**Records from a dataset:**
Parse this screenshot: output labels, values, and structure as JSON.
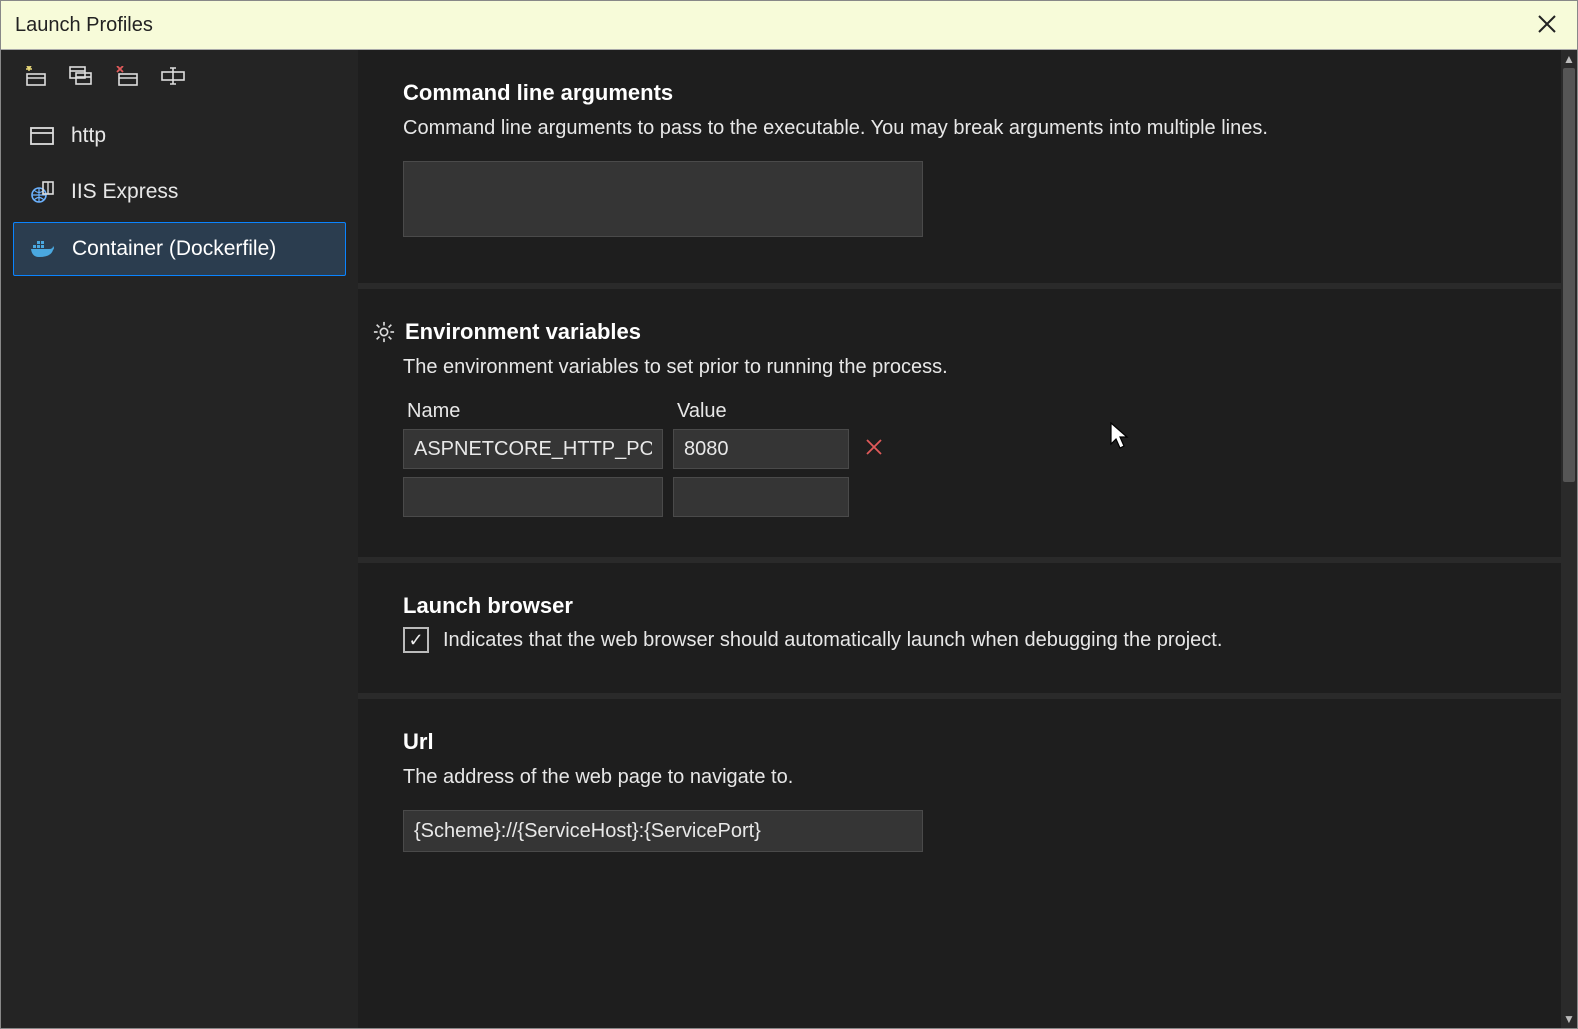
{
  "title": "Launch Profiles",
  "profiles": [
    {
      "label": "http",
      "icon": "window"
    },
    {
      "label": "IIS Express",
      "icon": "globe"
    },
    {
      "label": "Container (Dockerfile)",
      "icon": "docker"
    }
  ],
  "selected_profile_index": 2,
  "sections": {
    "cmdline": {
      "title": "Command line arguments",
      "desc": "Command line arguments to pass to the executable. You may break arguments into multiple lines.",
      "value": ""
    },
    "env": {
      "title": "Environment variables",
      "desc": "The environment variables to set prior to running the process.",
      "columns": {
        "name": "Name",
        "value": "Value"
      },
      "rows": [
        {
          "name": "ASPNETCORE_HTTP_PORTS",
          "value": "8080"
        },
        {
          "name": "",
          "value": ""
        }
      ]
    },
    "launch_browser": {
      "title": "Launch browser",
      "desc": "Indicates that the web browser should automatically launch when debugging the project.",
      "checked": true
    },
    "url": {
      "title": "Url",
      "desc": "The address of the web page to navigate to.",
      "value": "{Scheme}://{ServiceHost}:{ServicePort}"
    }
  }
}
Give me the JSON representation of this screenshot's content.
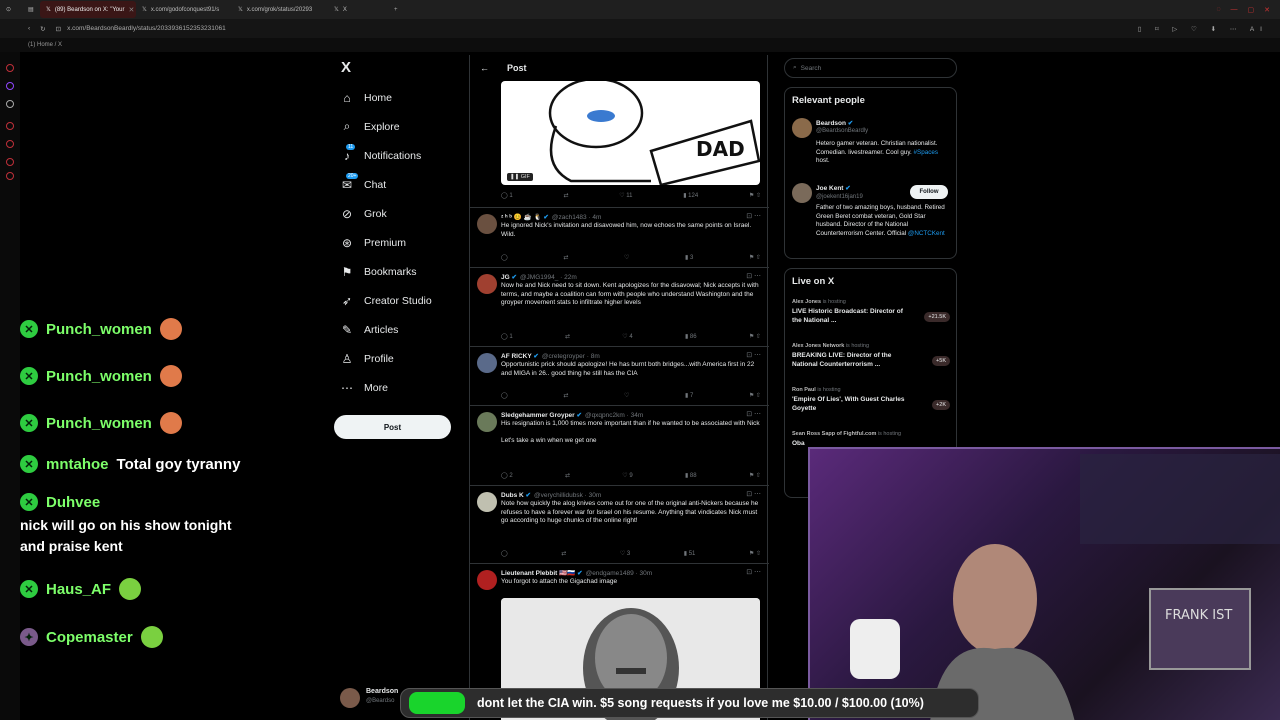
{
  "browser": {
    "tabs": [
      {
        "label": "(89) Beardson on X: \"Your",
        "active": true
      },
      {
        "label": "x.com/godofconquest91/s",
        "active": false
      },
      {
        "label": "x.com/grok/status/20293",
        "active": false
      },
      {
        "label": "X",
        "active": false
      }
    ],
    "url": "x.com/BeardsonBeardly/status/2033936152353231061",
    "bookmark": "(1) Home / X"
  },
  "nav": {
    "logo": "X",
    "items": [
      {
        "label": "Home",
        "icon": "home-icon",
        "glyph": "⌂"
      },
      {
        "label": "Explore",
        "icon": "explore-icon",
        "glyph": "⌕"
      },
      {
        "label": "Notifications",
        "icon": "bell-icon",
        "glyph": "♪",
        "badge": "11"
      },
      {
        "label": "Chat",
        "icon": "chat-icon",
        "glyph": "✉",
        "badge": "20+"
      },
      {
        "label": "Grok",
        "icon": "grok-icon",
        "glyph": "⊘"
      },
      {
        "label": "Premium",
        "icon": "premium-icon",
        "glyph": "⊛"
      },
      {
        "label": "Bookmarks",
        "icon": "bookmark-icon",
        "glyph": "⚑"
      },
      {
        "label": "Creator Studio",
        "icon": "rocket-icon",
        "glyph": "➶"
      },
      {
        "label": "Articles",
        "icon": "articles-icon",
        "glyph": "✎"
      },
      {
        "label": "Profile",
        "icon": "profile-icon",
        "glyph": "♙"
      },
      {
        "label": "More",
        "icon": "more-icon",
        "glyph": "⋯"
      }
    ],
    "post_button": "Post"
  },
  "timeline": {
    "header": "Post",
    "top_media_actions": {
      "replies": "1",
      "retweets": "",
      "likes": "11",
      "views": "124"
    },
    "gif_label": "GIF",
    "replies": [
      {
        "name": "ᶻ ʰ ᵇ 😊 ☕ 🐧",
        "handle": "@zach1483 · 4m",
        "text": "He ignored Nick's invitation and disavowed him, now echoes the same points on Israel. Wild.",
        "replies": "",
        "retweets": "",
        "likes": "",
        "views": "3"
      },
      {
        "name": "JG",
        "handle": "@JMG1994_ · 22m",
        "text": "Now he and Nick need to sit down. Kent apologizes for the disavowal; Nick accepts it with terms, and maybe a coalition can form with people who understand Washington and the groyper movement stats to infiltrate higher levels",
        "replies": "1",
        "retweets": "",
        "likes": "4",
        "views": "86"
      },
      {
        "name": "AF RICKY",
        "handle": "@cretegroyper · 8m",
        "text": "Opportunistic prick should apologize! He has burnt both bridges...with America first in 22 and MIGA in 26.. good thing he still has the CIA",
        "replies": "",
        "retweets": "",
        "likes": "",
        "views": "7"
      },
      {
        "name": "Sledgehammer Groyper",
        "handle": "@qxqpnc2km · 34m",
        "text": "His resignation is 1,000 times more important than if he wanted to be associated with Nick\n\nLet's take a win when we get one",
        "replies": "2",
        "retweets": "",
        "likes": "9",
        "views": "88"
      },
      {
        "name": "Dubs K",
        "handle": "@verychillidubsk · 30m",
        "text": "Note how quickly the alog knives come out for one of the original anti-Nickers because he refuses to have a forever war for Israel on his resume. Anything that vindicates Nick must go according to huge chunks of the online right!",
        "replies": "",
        "retweets": "",
        "likes": "3",
        "views": "51"
      },
      {
        "name": "Lieutenant Plebbit 🇺🇸🇷🇺",
        "handle": "@endgame1489 · 30m",
        "text": "You forgot to attach the Gigachad image"
      }
    ]
  },
  "right": {
    "search_placeholder": "Search",
    "relevant_title": "Relevant people",
    "people": [
      {
        "name": "Beardson",
        "handle": "@BeardsonBeardly",
        "bio": "Hetero gamer veteran. Christian nationalist. Comedian. livestreamer. Cool guy.",
        "bio_link": "#Spaces",
        "bio_end": "host."
      },
      {
        "name": "Joe Kent",
        "handle": "@joekent16jan19",
        "bio": "Father of two amazing boys, husband. Retired Green Beret combat veteran, Gold Star husband. Director of the National Counterterrorism Center. Official",
        "bio_link": "@NCTCKent",
        "follow": "Follow"
      }
    ],
    "live_title": "Live on X",
    "live": [
      {
        "host": "Alex Jones",
        "status": "is hosting",
        "title": "LIVE Historic Broadcast: Director of the National ...",
        "count": "+21.5K"
      },
      {
        "host": "Alex Jones Network",
        "status": "is hosting",
        "title": "BREAKING LIVE: Director of the National Counterterrorism ...",
        "count": "+5K"
      },
      {
        "host": "Ron Paul",
        "status": "is hosting",
        "title": "'Empire Of Lies', With Guest Charles Goyette",
        "count": "+2K"
      },
      {
        "host": "Sean Ross Sapp of Fightful.com",
        "status": "is hosting",
        "title": "Oba",
        "count": ""
      }
    ]
  },
  "chat": {
    "messages": [
      {
        "user": "Punch_women",
        "text": ""
      },
      {
        "user": "Punch_women",
        "text": ""
      },
      {
        "user": "Punch_women",
        "text": ""
      },
      {
        "user": "mntahoe",
        "text": "Total goy tyranny"
      },
      {
        "user": "Duhvee",
        "text": "nick will go on his show tonight and praise kent"
      },
      {
        "user": "Haus_AF",
        "text": ""
      },
      {
        "user": "Copemaster",
        "text": ""
      }
    ]
  },
  "bottom": {
    "profile_name": "Beardson",
    "profile_handle": "@Beardso"
  },
  "banner": {
    "text": "dont let the CIA win. $5 song requests if you love me $10.00 / $100.00 (10%)",
    "progress": 0.1
  },
  "colors": {
    "accent": "#1d9bf0",
    "chat_green": "#2ecc40",
    "banner_green": "#19d42c"
  }
}
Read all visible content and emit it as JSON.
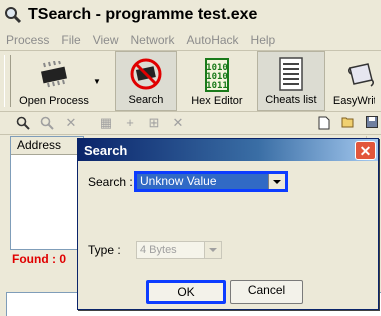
{
  "window": {
    "title": "TSearch - programme test.exe",
    "icon": "magnifier-icon"
  },
  "menu": {
    "items": [
      "Process",
      "File",
      "View",
      "Network",
      "AutoHack",
      "Help"
    ]
  },
  "toolbar": {
    "buttons": [
      {
        "label": "Open Process",
        "icon": "chip-icon"
      },
      {
        "label": "Search",
        "icon": "no-chip-icon"
      },
      {
        "label": "Hex Editor",
        "icon": "binary-icon"
      },
      {
        "label": "Cheats list",
        "icon": "list-icon"
      },
      {
        "label": "EasyWrit",
        "icon": "scroll-icon"
      }
    ]
  },
  "list": {
    "header": "Address"
  },
  "status": {
    "found": "Found : 0"
  },
  "dialog": {
    "title": "Search",
    "search_label": "Search :",
    "search_value": "Unknow Value",
    "type_label": "Type :",
    "type_value": "4 Bytes",
    "ok_label": "OK",
    "cancel_label": "Cancel"
  },
  "colors": {
    "highlight_border": "#0c3cff",
    "found_text": "#e00000",
    "selection": "#316ac5"
  }
}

**Exercise goal:**
Return every line containing "Counterterrorism".

**The output:**
        "bio": "Father of two amazing boys, husband. Retired Green Beret combat veteran, Gold Star husband. Director of the National Counterterrorism Center. Official",
        "title": "BREAKING LIVE: Director of the National Counterterrorism ...",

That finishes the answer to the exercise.